Stored data entries
* * *

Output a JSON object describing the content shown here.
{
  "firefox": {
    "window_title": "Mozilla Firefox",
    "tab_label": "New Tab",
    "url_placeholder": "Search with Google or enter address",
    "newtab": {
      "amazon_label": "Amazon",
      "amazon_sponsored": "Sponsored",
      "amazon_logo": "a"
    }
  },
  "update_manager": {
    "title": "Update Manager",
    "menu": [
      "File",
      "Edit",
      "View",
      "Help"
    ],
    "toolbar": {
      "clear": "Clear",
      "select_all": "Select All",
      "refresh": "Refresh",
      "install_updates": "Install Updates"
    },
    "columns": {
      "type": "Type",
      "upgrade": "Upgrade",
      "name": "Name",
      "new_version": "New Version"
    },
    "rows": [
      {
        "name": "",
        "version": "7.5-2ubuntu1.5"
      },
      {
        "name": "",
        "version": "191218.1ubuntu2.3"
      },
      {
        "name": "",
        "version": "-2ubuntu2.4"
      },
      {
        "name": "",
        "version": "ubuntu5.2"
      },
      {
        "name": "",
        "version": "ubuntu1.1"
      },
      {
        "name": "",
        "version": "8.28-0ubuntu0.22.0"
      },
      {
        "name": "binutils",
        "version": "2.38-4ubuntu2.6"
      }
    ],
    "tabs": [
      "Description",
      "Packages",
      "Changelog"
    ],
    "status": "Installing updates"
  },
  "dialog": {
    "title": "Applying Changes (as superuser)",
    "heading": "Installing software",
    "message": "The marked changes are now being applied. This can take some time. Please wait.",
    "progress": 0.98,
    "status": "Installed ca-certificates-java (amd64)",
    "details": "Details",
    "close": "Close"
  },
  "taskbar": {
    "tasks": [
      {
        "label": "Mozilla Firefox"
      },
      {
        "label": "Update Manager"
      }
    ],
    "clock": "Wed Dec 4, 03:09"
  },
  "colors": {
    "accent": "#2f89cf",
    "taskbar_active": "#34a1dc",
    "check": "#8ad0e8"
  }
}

* * *

Aim of the task:
Extract each record, keeping it identical to the original.

Task answer:
Output a JSON object describing the content shown here.
{
  "firefox": {
    "window_title": "Mozilla Firefox",
    "tab_label": "New Tab",
    "url_placeholder": "Search with Google or enter address",
    "newtab": {
      "amazon_label": "Amazon",
      "amazon_sponsored": "Sponsored",
      "amazon_logo": "a"
    }
  },
  "update_manager": {
    "title": "Update Manager",
    "menu": [
      "File",
      "Edit",
      "View",
      "Help"
    ],
    "toolbar": {
      "clear": "Clear",
      "select_all": "Select All",
      "refresh": "Refresh",
      "install_updates": "Install Updates"
    },
    "columns": {
      "type": "Type",
      "upgrade": "Upgrade",
      "name": "Name",
      "new_version": "New Version"
    },
    "rows": [
      {
        "name": "",
        "version": "7.5-2ubuntu1.5"
      },
      {
        "name": "",
        "version": "191218.1ubuntu2.3"
      },
      {
        "name": "",
        "version": "-2ubuntu2.4"
      },
      {
        "name": "",
        "version": "ubuntu5.2"
      },
      {
        "name": "",
        "version": "ubuntu1.1"
      },
      {
        "name": "",
        "version": "8.28-0ubuntu0.22.0"
      },
      {
        "name": "binutils",
        "version": "2.38-4ubuntu2.6"
      }
    ],
    "tabs": [
      "Description",
      "Packages",
      "Changelog"
    ],
    "status": "Installing updates"
  },
  "dialog": {
    "title": "Applying Changes (as superuser)",
    "heading": "Installing software",
    "message": "The marked changes are now being applied. This can take some time. Please wait.",
    "progress": 0.98,
    "status": "Installed ca-certificates-java (amd64)",
    "details": "Details",
    "close": "Close"
  },
  "taskbar": {
    "tasks": [
      {
        "label": "Mozilla Firefox"
      },
      {
        "label": "Update Manager"
      }
    ],
    "clock": "Wed Dec 4, 03:09"
  },
  "colors": {
    "accent": "#2f89cf",
    "taskbar_active": "#34a1dc",
    "check": "#8ad0e8"
  }
}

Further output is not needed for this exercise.